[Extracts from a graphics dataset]
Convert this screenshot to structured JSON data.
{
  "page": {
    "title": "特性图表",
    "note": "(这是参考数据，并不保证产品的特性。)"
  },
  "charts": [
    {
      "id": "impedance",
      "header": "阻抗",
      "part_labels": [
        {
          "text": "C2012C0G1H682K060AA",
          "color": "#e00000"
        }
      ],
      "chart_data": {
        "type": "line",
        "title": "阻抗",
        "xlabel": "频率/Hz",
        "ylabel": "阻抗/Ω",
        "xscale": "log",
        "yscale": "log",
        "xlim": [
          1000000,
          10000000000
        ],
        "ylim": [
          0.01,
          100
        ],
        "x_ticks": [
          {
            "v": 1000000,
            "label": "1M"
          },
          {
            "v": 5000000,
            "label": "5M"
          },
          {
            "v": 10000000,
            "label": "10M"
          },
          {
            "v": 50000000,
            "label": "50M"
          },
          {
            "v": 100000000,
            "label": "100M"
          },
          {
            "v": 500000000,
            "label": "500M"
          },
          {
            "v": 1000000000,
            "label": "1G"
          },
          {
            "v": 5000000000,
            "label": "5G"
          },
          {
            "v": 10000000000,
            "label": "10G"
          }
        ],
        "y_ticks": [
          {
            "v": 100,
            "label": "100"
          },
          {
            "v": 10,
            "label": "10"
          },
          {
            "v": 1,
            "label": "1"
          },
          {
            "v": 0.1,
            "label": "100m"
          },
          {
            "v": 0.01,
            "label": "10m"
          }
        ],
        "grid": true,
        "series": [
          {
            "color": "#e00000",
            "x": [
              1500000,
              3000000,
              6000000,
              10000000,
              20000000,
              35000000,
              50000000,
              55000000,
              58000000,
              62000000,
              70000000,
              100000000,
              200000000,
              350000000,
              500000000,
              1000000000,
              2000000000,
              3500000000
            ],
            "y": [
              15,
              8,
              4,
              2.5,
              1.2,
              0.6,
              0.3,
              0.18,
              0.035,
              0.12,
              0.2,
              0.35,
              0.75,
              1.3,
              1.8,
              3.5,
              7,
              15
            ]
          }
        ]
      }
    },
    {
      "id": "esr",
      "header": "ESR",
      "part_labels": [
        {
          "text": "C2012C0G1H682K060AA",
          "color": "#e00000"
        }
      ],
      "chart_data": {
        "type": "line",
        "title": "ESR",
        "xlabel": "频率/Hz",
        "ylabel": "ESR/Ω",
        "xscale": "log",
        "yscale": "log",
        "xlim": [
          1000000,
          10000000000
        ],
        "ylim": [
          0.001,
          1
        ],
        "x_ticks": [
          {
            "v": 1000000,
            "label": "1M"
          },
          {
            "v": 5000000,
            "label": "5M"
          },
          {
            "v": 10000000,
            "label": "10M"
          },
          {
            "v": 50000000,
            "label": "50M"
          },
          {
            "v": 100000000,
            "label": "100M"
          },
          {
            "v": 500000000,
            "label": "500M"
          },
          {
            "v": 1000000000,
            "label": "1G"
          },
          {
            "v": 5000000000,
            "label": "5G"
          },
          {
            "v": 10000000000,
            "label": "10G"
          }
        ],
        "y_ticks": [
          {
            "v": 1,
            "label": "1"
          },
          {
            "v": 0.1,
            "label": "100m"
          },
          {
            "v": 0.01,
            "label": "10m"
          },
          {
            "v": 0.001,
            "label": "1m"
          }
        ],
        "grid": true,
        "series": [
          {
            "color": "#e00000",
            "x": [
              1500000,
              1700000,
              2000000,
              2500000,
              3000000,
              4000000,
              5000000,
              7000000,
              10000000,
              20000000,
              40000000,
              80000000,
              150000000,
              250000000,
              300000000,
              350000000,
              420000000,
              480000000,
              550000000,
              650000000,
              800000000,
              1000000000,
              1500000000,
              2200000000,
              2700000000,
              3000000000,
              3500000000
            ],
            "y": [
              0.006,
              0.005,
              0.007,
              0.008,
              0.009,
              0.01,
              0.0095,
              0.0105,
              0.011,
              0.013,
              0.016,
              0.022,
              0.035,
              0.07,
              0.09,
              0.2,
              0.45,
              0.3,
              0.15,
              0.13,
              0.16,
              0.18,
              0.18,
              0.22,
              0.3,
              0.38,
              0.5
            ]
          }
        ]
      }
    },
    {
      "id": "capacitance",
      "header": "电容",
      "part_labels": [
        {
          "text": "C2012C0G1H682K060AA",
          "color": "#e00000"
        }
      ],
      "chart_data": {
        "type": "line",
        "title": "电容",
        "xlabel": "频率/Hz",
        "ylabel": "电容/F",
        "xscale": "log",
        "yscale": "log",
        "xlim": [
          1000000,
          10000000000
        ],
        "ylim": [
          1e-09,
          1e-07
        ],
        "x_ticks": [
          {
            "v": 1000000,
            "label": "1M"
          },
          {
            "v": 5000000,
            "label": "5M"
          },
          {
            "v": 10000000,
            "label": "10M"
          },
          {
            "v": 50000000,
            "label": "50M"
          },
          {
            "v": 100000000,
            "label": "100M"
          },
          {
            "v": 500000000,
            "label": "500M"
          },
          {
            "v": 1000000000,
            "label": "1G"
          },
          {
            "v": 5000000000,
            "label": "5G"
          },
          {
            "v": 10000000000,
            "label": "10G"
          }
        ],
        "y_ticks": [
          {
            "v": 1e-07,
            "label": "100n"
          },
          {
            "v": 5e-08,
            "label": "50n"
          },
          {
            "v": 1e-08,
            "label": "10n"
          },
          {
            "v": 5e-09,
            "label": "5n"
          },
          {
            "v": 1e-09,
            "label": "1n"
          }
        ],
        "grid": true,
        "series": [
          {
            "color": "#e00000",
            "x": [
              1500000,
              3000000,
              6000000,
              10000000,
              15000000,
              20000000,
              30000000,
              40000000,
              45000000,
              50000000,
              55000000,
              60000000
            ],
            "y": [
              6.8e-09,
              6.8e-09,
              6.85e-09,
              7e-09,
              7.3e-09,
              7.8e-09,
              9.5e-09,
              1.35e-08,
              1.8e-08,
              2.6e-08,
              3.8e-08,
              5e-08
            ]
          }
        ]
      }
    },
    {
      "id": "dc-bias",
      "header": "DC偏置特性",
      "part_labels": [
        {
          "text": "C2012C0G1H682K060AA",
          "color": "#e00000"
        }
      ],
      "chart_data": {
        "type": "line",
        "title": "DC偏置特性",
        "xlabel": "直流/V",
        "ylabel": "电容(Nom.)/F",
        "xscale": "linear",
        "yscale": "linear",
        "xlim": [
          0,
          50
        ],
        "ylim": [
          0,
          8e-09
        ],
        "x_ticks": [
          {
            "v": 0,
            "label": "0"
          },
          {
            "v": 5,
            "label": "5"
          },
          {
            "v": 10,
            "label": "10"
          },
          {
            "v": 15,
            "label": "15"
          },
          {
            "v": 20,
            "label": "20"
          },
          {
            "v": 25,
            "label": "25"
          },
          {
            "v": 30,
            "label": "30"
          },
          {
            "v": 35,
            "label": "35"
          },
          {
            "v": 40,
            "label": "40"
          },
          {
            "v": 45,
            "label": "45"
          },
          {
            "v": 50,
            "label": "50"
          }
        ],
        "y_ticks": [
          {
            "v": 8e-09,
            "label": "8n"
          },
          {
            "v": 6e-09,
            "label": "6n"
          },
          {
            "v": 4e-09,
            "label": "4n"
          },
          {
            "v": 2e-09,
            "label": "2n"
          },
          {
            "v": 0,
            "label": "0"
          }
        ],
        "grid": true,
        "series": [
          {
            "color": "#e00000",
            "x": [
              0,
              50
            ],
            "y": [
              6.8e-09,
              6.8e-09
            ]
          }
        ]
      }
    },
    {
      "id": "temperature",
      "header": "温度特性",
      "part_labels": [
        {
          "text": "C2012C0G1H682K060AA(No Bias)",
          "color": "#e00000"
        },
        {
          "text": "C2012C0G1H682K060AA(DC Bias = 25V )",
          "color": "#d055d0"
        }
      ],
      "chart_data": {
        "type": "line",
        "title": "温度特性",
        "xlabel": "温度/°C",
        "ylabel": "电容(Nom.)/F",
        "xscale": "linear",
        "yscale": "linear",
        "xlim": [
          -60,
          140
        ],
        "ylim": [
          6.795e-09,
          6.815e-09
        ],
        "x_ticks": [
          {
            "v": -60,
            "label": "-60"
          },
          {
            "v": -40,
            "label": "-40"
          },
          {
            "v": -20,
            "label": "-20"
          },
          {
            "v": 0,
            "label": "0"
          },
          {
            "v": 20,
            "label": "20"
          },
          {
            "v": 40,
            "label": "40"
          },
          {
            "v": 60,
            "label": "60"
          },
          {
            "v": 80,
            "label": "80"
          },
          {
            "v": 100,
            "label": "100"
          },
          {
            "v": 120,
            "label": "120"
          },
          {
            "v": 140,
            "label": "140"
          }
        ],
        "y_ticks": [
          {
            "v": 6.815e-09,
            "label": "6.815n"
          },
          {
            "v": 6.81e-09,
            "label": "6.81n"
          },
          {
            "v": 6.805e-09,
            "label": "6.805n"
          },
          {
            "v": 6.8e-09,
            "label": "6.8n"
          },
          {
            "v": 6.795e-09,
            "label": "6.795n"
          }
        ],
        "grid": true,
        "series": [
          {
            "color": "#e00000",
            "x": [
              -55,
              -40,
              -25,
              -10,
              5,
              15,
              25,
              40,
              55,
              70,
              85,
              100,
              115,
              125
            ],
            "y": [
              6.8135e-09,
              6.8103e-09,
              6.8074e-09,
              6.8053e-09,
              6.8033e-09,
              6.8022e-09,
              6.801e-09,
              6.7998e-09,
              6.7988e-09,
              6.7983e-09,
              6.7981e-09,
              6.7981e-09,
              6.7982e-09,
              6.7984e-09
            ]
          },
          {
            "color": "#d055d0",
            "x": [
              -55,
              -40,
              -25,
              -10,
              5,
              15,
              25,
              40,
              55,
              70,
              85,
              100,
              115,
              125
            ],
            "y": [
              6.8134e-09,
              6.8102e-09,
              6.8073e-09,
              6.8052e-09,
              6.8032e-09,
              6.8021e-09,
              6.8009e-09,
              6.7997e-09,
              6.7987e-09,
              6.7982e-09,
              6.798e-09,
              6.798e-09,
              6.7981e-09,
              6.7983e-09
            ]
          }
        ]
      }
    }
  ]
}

### Aim of the task
Look over the listing above. Pick out and copy every line that includes "header".

### Answer
      "header": "阻抗",
      "header": "ESR",
      "header": "电容",
      "header": "DC偏置特性",
      "header": "温度特性",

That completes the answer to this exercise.